# PROBLEM DESCRIPTION
With the pictures omitted, write out the entries that follow exactly as they stand.

# SUPPLIED RECORDS
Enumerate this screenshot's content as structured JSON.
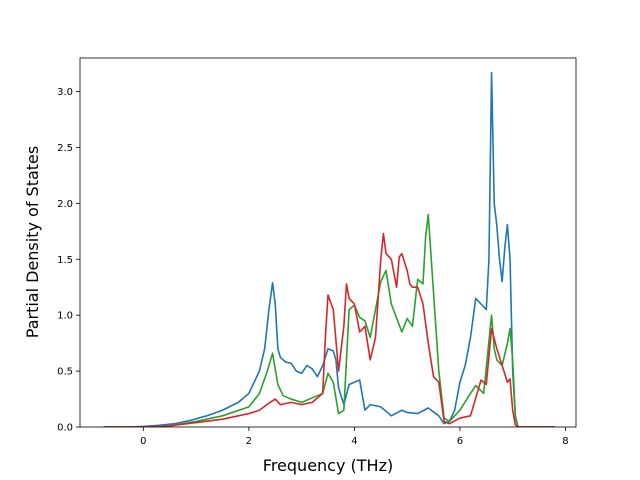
{
  "chart_data": {
    "type": "line",
    "title": "",
    "xlabel": "Frequency (THz)",
    "ylabel": "Partial Density of States",
    "xlim": [
      -1.2,
      8.2
    ],
    "ylim": [
      0,
      3.3
    ],
    "xticks": [
      0,
      2,
      4,
      6,
      8
    ],
    "xtick_labels": [
      "0",
      "2",
      "4",
      "6",
      "8"
    ],
    "yticks": [
      0,
      0.5,
      1,
      1.5,
      2,
      2.5,
      3
    ],
    "ytick_labels": [
      "0.0",
      "0.5",
      "1.0",
      "1.5",
      "2.0",
      "2.5",
      "3.0"
    ],
    "grid": false,
    "legend": "none",
    "series": [
      {
        "color": "#1f77b4",
        "x": [
          -0.75,
          -0.3,
          0,
          0.3,
          0.6,
          0.9,
          1.2,
          1.5,
          1.8,
          2.0,
          2.2,
          2.3,
          2.38,
          2.45,
          2.5,
          2.55,
          2.6,
          2.7,
          2.8,
          2.9,
          3.0,
          3.1,
          3.2,
          3.3,
          3.4,
          3.5,
          3.6,
          3.65,
          3.7,
          3.8,
          3.9,
          4.0,
          4.1,
          4.2,
          4.3,
          4.5,
          4.7,
          4.9,
          5.0,
          5.2,
          5.4,
          5.6,
          5.7,
          5.8,
          5.9,
          6.0,
          6.1,
          6.2,
          6.3,
          6.4,
          6.5,
          6.55,
          6.6,
          6.65,
          6.7,
          6.75,
          6.8,
          6.85,
          6.9,
          6.95,
          7.0,
          7.05,
          7.1,
          7.5,
          7.8
        ],
        "values": [
          0,
          0,
          0.005,
          0.015,
          0.03,
          0.06,
          0.1,
          0.15,
          0.22,
          0.3,
          0.5,
          0.7,
          1.05,
          1.29,
          1.1,
          0.7,
          0.62,
          0.58,
          0.57,
          0.5,
          0.48,
          0.55,
          0.52,
          0.45,
          0.55,
          0.7,
          0.68,
          0.6,
          0.35,
          0.2,
          0.38,
          0.4,
          0.42,
          0.15,
          0.2,
          0.18,
          0.1,
          0.15,
          0.13,
          0.12,
          0.17,
          0.1,
          0.03,
          0.05,
          0.15,
          0.4,
          0.55,
          0.8,
          1.15,
          1.1,
          1.05,
          1.5,
          3.17,
          2.0,
          1.8,
          1.5,
          1.3,
          1.6,
          1.81,
          1.5,
          0.5,
          0.1,
          0,
          0,
          0
        ]
      },
      {
        "color": "#2ca02c",
        "x": [
          -0.75,
          0,
          0.5,
          1.0,
          1.5,
          2.0,
          2.2,
          2.35,
          2.45,
          2.55,
          2.65,
          2.8,
          3.0,
          3.2,
          3.4,
          3.5,
          3.6,
          3.7,
          3.8,
          3.9,
          4.0,
          4.1,
          4.2,
          4.3,
          4.5,
          4.6,
          4.7,
          4.9,
          5.0,
          5.1,
          5.2,
          5.3,
          5.35,
          5.4,
          5.5,
          5.6,
          5.7,
          5.8,
          5.9,
          6.0,
          6.2,
          6.3,
          6.45,
          6.6,
          6.65,
          6.7,
          6.8,
          6.9,
          6.95,
          7.0,
          7.05,
          7.1,
          7.5,
          7.8
        ],
        "values": [
          0,
          0,
          0.01,
          0.05,
          0.1,
          0.18,
          0.3,
          0.5,
          0.66,
          0.38,
          0.28,
          0.25,
          0.22,
          0.26,
          0.3,
          0.48,
          0.4,
          0.12,
          0.15,
          1.05,
          1.09,
          0.98,
          0.95,
          0.8,
          1.3,
          1.4,
          1.1,
          0.85,
          0.97,
          0.9,
          1.32,
          1.28,
          1.7,
          1.9,
          1.2,
          0.5,
          0.08,
          0.05,
          0.1,
          0.15,
          0.3,
          0.37,
          0.3,
          1.0,
          0.7,
          0.6,
          0.55,
          0.75,
          0.88,
          0.6,
          0.1,
          0,
          0,
          0
        ]
      },
      {
        "color": "#d62728",
        "x": [
          -0.75,
          0,
          0.5,
          1.0,
          1.5,
          2.0,
          2.2,
          2.4,
          2.5,
          2.6,
          2.8,
          3.0,
          3.2,
          3.4,
          3.45,
          3.5,
          3.6,
          3.7,
          3.8,
          3.85,
          3.9,
          4.0,
          4.1,
          4.2,
          4.3,
          4.4,
          4.5,
          4.55,
          4.6,
          4.7,
          4.8,
          4.85,
          4.9,
          5.0,
          5.05,
          5.1,
          5.2,
          5.3,
          5.4,
          5.5,
          5.6,
          5.7,
          5.8,
          6.0,
          6.2,
          6.4,
          6.5,
          6.6,
          6.7,
          6.8,
          6.9,
          6.95,
          7.0,
          7.05,
          7.1,
          7.5,
          7.8
        ],
        "values": [
          0,
          0,
          0.01,
          0.04,
          0.07,
          0.12,
          0.15,
          0.22,
          0.25,
          0.2,
          0.22,
          0.2,
          0.22,
          0.3,
          0.8,
          1.18,
          1.05,
          0.5,
          0.9,
          1.28,
          1.15,
          1.1,
          0.85,
          0.9,
          0.6,
          0.8,
          1.5,
          1.73,
          1.55,
          1.5,
          1.25,
          1.52,
          1.55,
          1.4,
          1.28,
          1.25,
          1.25,
          1.1,
          0.75,
          0.45,
          0.4,
          0.05,
          0.03,
          0.08,
          0.1,
          0.42,
          0.38,
          0.88,
          0.7,
          0.55,
          0.4,
          0.43,
          0.15,
          0.02,
          0,
          0,
          0
        ]
      }
    ]
  }
}
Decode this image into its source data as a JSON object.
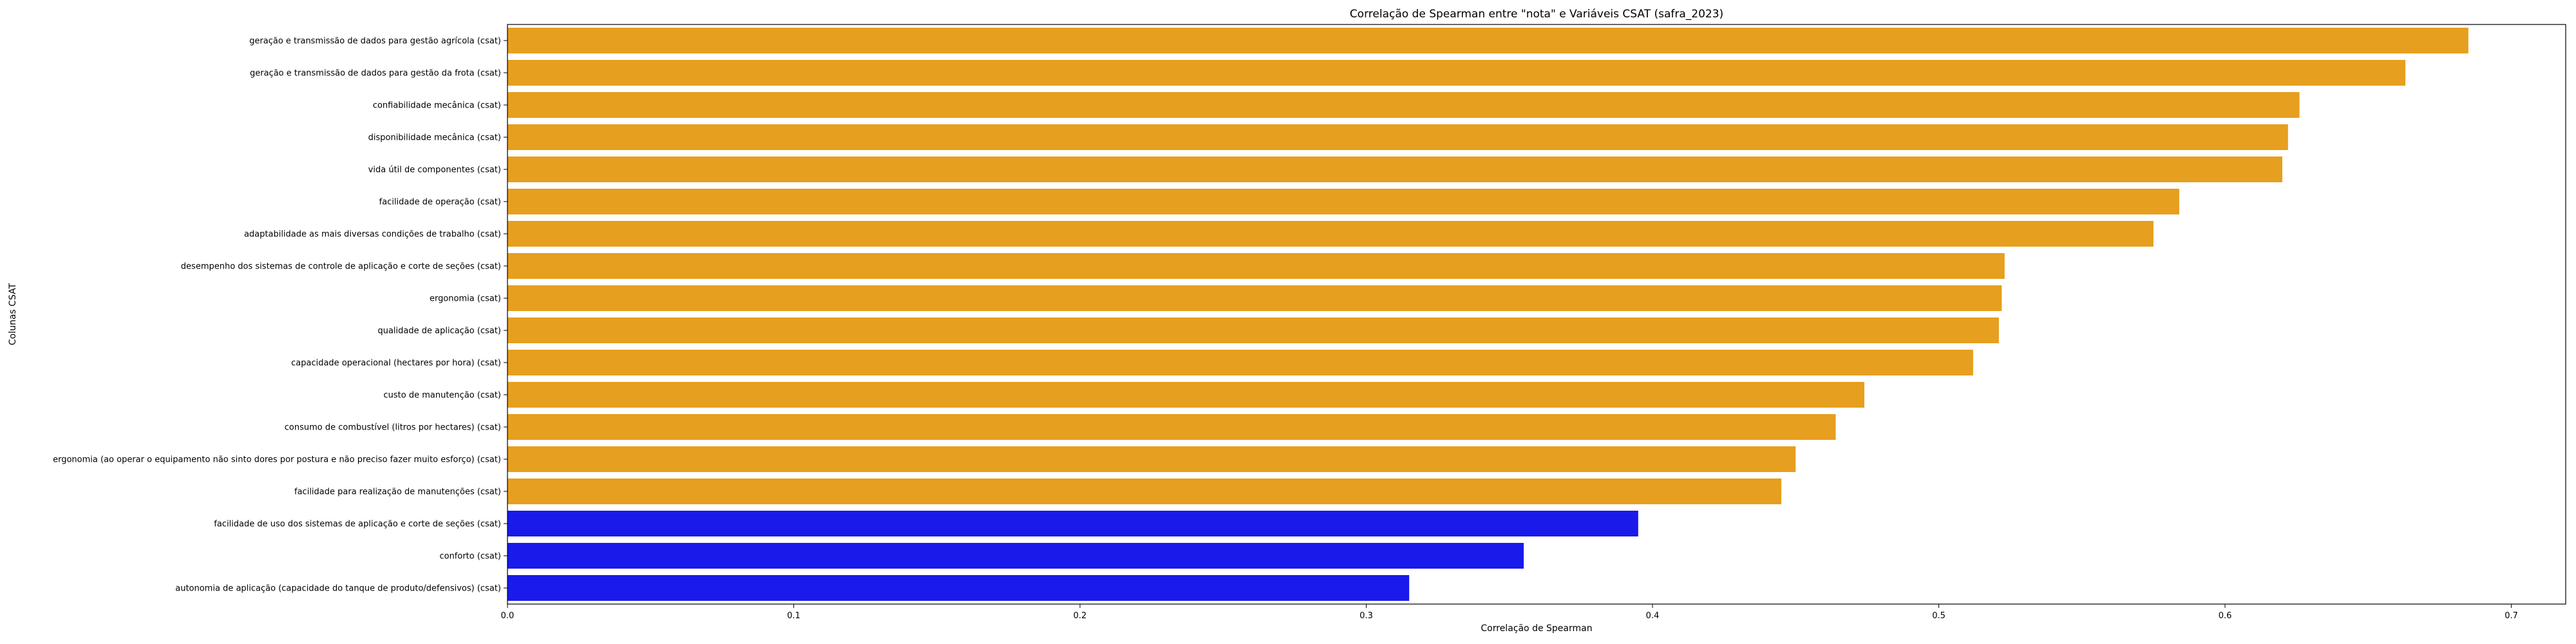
{
  "chart_data": {
    "type": "bar",
    "orientation": "horizontal",
    "title": "Correlação de Spearman entre \"nota\" e Variáveis CSAT (safra_2023)",
    "xlabel": "Correlação de Spearman",
    "ylabel": "Colunas CSAT",
    "xlim": [
      0,
      0.719
    ],
    "xticks": [
      "0.0",
      "0.1",
      "0.2",
      "0.3",
      "0.4",
      "0.5",
      "0.6",
      "0.7"
    ],
    "grid": false,
    "legend": "none",
    "colors": {
      "high": "#e69f1e",
      "low": "#1a1aeb"
    },
    "categories": [
      "geração e transmissão de dados para gestão agrícola (csat)",
      "geração e transmissão de dados para gestão da frota (csat)",
      "confiabilidade mecânica (csat)",
      "disponibilidade mecânica (csat)",
      "vida útil de componentes (csat)",
      "facilidade de operação (csat)",
      "adaptabilidade as mais diversas condições de trabalho (csat)",
      "desempenho dos sistemas de controle de aplicação e corte de seções (csat)",
      "ergonomia (csat)",
      "qualidade de aplicação (csat)",
      "capacidade operacional (hectares por hora) (csat)",
      "custo de manutenção (csat)",
      "consumo de combustível (litros por hectares) (csat)",
      "ergonomia (ao operar o equipamento não sinto dores por postura e não preciso fazer muito esforço) (csat)",
      "facilidade para realização de manutenções (csat)",
      "facilidade de uso dos sistemas de aplicação e corte de seções (csat)",
      "conforto (csat)",
      "autonomia de aplicação (capacidade do tanque de produto/defensivos) (csat)"
    ],
    "values": [
      0.685,
      0.663,
      0.626,
      0.622,
      0.62,
      0.584,
      0.575,
      0.523,
      0.522,
      0.521,
      0.512,
      0.474,
      0.464,
      0.45,
      0.445,
      0.395,
      0.355,
      0.315
    ],
    "bar_colors": [
      "high",
      "high",
      "high",
      "high",
      "high",
      "high",
      "high",
      "high",
      "high",
      "high",
      "high",
      "high",
      "high",
      "high",
      "high",
      "low",
      "low",
      "low"
    ]
  }
}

# SOLUTION
Enumerate this screenshot's content as structured JSON.
{
  "chart_data": {
    "type": "line",
    "title": "",
    "xlabel": "Frequency (THz)",
    "ylabel": "Partial Density of States",
    "xlim": [
      -1.2,
      8.2
    ],
    "ylim": [
      0,
      3.3
    ],
    "xticks": [
      0,
      2,
      4,
      6,
      8
    ],
    "xtick_labels": [
      "0",
      "2",
      "4",
      "6",
      "8"
    ],
    "yticks": [
      0,
      0.5,
      1,
      1.5,
      2,
      2.5,
      3
    ],
    "ytick_labels": [
      "0.0",
      "0.5",
      "1.0",
      "1.5",
      "2.0",
      "2.5",
      "3.0"
    ],
    "grid": false,
    "legend": "none",
    "series": [
      {
        "color": "#1f77b4",
        "x": [
          -0.75,
          -0.3,
          0,
          0.3,
          0.6,
          0.9,
          1.2,
          1.5,
          1.8,
          2.0,
          2.2,
          2.3,
          2.38,
          2.45,
          2.5,
          2.55,
          2.6,
          2.7,
          2.8,
          2.9,
          3.0,
          3.1,
          3.2,
          3.3,
          3.4,
          3.5,
          3.6,
          3.65,
          3.7,
          3.8,
          3.9,
          4.0,
          4.1,
          4.2,
          4.3,
          4.5,
          4.7,
          4.9,
          5.0,
          5.2,
          5.4,
          5.6,
          5.7,
          5.8,
          5.9,
          6.0,
          6.1,
          6.2,
          6.3,
          6.4,
          6.5,
          6.55,
          6.6,
          6.65,
          6.7,
          6.75,
          6.8,
          6.85,
          6.9,
          6.95,
          7.0,
          7.05,
          7.1,
          7.5,
          7.8
        ],
        "values": [
          0,
          0,
          0.005,
          0.015,
          0.03,
          0.06,
          0.1,
          0.15,
          0.22,
          0.3,
          0.5,
          0.7,
          1.05,
          1.29,
          1.1,
          0.7,
          0.62,
          0.58,
          0.57,
          0.5,
          0.48,
          0.55,
          0.52,
          0.45,
          0.55,
          0.7,
          0.68,
          0.6,
          0.35,
          0.2,
          0.38,
          0.4,
          0.42,
          0.15,
          0.2,
          0.18,
          0.1,
          0.15,
          0.13,
          0.12,
          0.17,
          0.1,
          0.03,
          0.05,
          0.15,
          0.4,
          0.55,
          0.8,
          1.15,
          1.1,
          1.05,
          1.5,
          3.17,
          2.0,
          1.8,
          1.5,
          1.3,
          1.6,
          1.81,
          1.5,
          0.5,
          0.1,
          0,
          0,
          0
        ]
      },
      {
        "color": "#2ca02c",
        "x": [
          -0.75,
          0,
          0.5,
          1.0,
          1.5,
          2.0,
          2.2,
          2.35,
          2.45,
          2.55,
          2.65,
          2.8,
          3.0,
          3.2,
          3.4,
          3.5,
          3.6,
          3.7,
          3.8,
          3.9,
          4.0,
          4.1,
          4.2,
          4.3,
          4.5,
          4.6,
          4.7,
          4.9,
          5.0,
          5.1,
          5.2,
          5.3,
          5.35,
          5.4,
          5.5,
          5.6,
          5.7,
          5.8,
          5.9,
          6.0,
          6.2,
          6.3,
          6.45,
          6.6,
          6.65,
          6.7,
          6.8,
          6.9,
          6.95,
          7.0,
          7.05,
          7.1,
          7.5,
          7.8
        ],
        "values": [
          0,
          0,
          0.01,
          0.05,
          0.1,
          0.18,
          0.3,
          0.5,
          0.66,
          0.38,
          0.28,
          0.25,
          0.22,
          0.26,
          0.3,
          0.48,
          0.4,
          0.12,
          0.15,
          1.05,
          1.09,
          0.98,
          0.95,
          0.8,
          1.3,
          1.4,
          1.1,
          0.85,
          0.97,
          0.9,
          1.32,
          1.28,
          1.7,
          1.9,
          1.2,
          0.5,
          0.08,
          0.05,
          0.1,
          0.15,
          0.3,
          0.37,
          0.3,
          1.0,
          0.7,
          0.6,
          0.55,
          0.75,
          0.88,
          0.6,
          0.1,
          0,
          0,
          0
        ]
      },
      {
        "color": "#d62728",
        "x": [
          -0.75,
          0,
          0.5,
          1.0,
          1.5,
          2.0,
          2.2,
          2.4,
          2.5,
          2.6,
          2.8,
          3.0,
          3.2,
          3.4,
          3.45,
          3.5,
          3.6,
          3.7,
          3.8,
          3.85,
          3.9,
          4.0,
          4.1,
          4.2,
          4.3,
          4.4,
          4.5,
          4.55,
          4.6,
          4.7,
          4.8,
          4.85,
          4.9,
          5.0,
          5.05,
          5.1,
          5.2,
          5.3,
          5.4,
          5.5,
          5.6,
          5.7,
          5.8,
          6.0,
          6.2,
          6.4,
          6.5,
          6.6,
          6.7,
          6.8,
          6.9,
          6.95,
          7.0,
          7.05,
          7.1,
          7.5,
          7.8
        ],
        "values": [
          0,
          0,
          0.01,
          0.04,
          0.07,
          0.12,
          0.15,
          0.22,
          0.25,
          0.2,
          0.22,
          0.2,
          0.22,
          0.3,
          0.8,
          1.18,
          1.05,
          0.5,
          0.9,
          1.28,
          1.15,
          1.1,
          0.85,
          0.9,
          0.6,
          0.8,
          1.5,
          1.73,
          1.55,
          1.5,
          1.25,
          1.52,
          1.55,
          1.4,
          1.28,
          1.25,
          1.25,
          1.1,
          0.75,
          0.45,
          0.4,
          0.05,
          0.03,
          0.08,
          0.1,
          0.42,
          0.38,
          0.88,
          0.7,
          0.55,
          0.4,
          0.43,
          0.15,
          0.02,
          0,
          0,
          0
        ]
      }
    ]
  }
}
Decode this image into its source data as a JSON object.
{
  "chart_data": {
    "type": "bar",
    "orientation": "horizontal",
    "title": "Correlação de Spearman entre \"nota\" e Variáveis CSAT (safra_2023)",
    "xlabel": "Correlação de Spearman",
    "ylabel": "Colunas CSAT",
    "xlim": [
      0,
      0.719
    ],
    "xticks": [
      "0.0",
      "0.1",
      "0.2",
      "0.3",
      "0.4",
      "0.5",
      "0.6",
      "0.7"
    ],
    "grid": false,
    "legend": "none",
    "colors": {
      "high": "#e69f1e",
      "low": "#1a1aeb"
    },
    "categories": [
      "geração e transmissão de dados para gestão agrícola (csat)",
      "geração e transmissão de dados para gestão da frota (csat)",
      "confiabilidade mecânica (csat)",
      "disponibilidade mecânica (csat)",
      "vida útil de componentes (csat)",
      "facilidade de operação (csat)",
      "adaptabilidade as mais diversas condições de trabalho (csat)",
      "desempenho dos sistemas de controle de aplicação e corte de seções (csat)",
      "ergonomia (csat)",
      "qualidade de aplicação (csat)",
      "capacidade operacional (hectares por hora) (csat)",
      "custo de manutenção (csat)",
      "consumo de combustível (litros por hectares) (csat)",
      "ergonomia (ao operar o equipamento não sinto dores por postura e não preciso fazer muito esforço) (csat)",
      "facilidade para realização de manutenções (csat)",
      "facilidade de uso dos sistemas de aplicação e corte de seções (csat)",
      "conforto (csat)",
      "autonomia de aplicação (capacidade do tanque de produto/defensivos) (csat)"
    ],
    "values": [
      0.685,
      0.663,
      0.626,
      0.622,
      0.62,
      0.584,
      0.575,
      0.523,
      0.522,
      0.521,
      0.512,
      0.474,
      0.464,
      0.45,
      0.445,
      0.395,
      0.355,
      0.315
    ],
    "bar_colors": [
      "high",
      "high",
      "high",
      "high",
      "high",
      "high",
      "high",
      "high",
      "high",
      "high",
      "high",
      "high",
      "high",
      "high",
      "high",
      "low",
      "low",
      "low"
    ]
  }
}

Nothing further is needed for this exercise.